--- BEGIN DATASET ---

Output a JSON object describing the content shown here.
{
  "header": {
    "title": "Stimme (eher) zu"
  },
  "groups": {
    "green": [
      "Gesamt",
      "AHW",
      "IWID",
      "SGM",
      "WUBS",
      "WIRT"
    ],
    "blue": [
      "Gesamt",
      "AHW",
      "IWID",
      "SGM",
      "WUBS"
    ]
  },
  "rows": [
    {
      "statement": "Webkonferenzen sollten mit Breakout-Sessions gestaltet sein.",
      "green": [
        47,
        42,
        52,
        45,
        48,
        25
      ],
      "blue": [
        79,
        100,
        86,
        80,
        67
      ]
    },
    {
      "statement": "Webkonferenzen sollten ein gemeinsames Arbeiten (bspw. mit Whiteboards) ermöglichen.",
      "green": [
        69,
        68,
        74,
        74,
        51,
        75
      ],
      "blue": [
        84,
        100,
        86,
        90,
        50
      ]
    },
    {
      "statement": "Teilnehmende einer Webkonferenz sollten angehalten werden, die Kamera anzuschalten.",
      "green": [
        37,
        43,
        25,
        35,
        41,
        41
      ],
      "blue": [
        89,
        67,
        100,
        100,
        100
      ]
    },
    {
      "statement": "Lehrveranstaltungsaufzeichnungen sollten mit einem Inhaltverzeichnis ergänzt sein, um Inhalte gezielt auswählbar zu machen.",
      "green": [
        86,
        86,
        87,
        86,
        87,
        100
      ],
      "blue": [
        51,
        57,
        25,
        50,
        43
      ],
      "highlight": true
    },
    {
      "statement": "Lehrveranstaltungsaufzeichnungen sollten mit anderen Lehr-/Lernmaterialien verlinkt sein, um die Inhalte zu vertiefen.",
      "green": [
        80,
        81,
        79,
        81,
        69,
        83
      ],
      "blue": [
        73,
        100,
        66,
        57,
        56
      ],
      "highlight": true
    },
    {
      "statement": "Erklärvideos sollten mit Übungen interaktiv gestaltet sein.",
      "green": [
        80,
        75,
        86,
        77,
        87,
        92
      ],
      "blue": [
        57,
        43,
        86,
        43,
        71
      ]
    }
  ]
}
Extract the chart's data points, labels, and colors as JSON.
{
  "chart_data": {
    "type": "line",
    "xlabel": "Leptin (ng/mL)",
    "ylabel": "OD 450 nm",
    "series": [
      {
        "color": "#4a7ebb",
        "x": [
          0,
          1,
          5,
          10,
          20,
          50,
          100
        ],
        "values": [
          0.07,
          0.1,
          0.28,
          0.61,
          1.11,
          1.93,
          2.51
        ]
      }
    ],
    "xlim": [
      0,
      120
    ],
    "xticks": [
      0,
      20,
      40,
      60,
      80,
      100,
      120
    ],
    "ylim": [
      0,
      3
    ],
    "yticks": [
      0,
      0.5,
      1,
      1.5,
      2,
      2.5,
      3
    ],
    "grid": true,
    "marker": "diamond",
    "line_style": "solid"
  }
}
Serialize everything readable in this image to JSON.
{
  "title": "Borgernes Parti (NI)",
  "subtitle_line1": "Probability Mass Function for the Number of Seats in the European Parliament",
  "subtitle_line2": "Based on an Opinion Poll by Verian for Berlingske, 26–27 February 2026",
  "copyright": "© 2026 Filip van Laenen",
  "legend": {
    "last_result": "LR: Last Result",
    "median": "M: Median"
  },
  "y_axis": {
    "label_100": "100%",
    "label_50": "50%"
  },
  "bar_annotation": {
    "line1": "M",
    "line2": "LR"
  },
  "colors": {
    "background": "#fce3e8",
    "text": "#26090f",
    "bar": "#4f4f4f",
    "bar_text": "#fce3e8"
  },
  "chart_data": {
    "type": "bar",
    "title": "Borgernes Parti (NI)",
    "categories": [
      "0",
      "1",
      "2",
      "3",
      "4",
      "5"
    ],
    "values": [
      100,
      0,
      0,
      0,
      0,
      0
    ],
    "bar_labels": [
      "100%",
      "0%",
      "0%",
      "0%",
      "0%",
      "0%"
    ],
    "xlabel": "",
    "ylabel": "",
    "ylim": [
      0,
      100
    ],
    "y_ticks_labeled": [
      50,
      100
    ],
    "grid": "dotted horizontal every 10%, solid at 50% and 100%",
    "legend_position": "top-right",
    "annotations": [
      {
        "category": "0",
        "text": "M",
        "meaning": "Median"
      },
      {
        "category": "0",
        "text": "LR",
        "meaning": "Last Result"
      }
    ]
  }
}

--- END DATASET ---

■ **WRITTEN PROBLEM**:
Where a line in the material contains "colors", copy that line.

■ **REPLY**:
Extract the chart's data points, labels, and colors as JSON.
  "colors": {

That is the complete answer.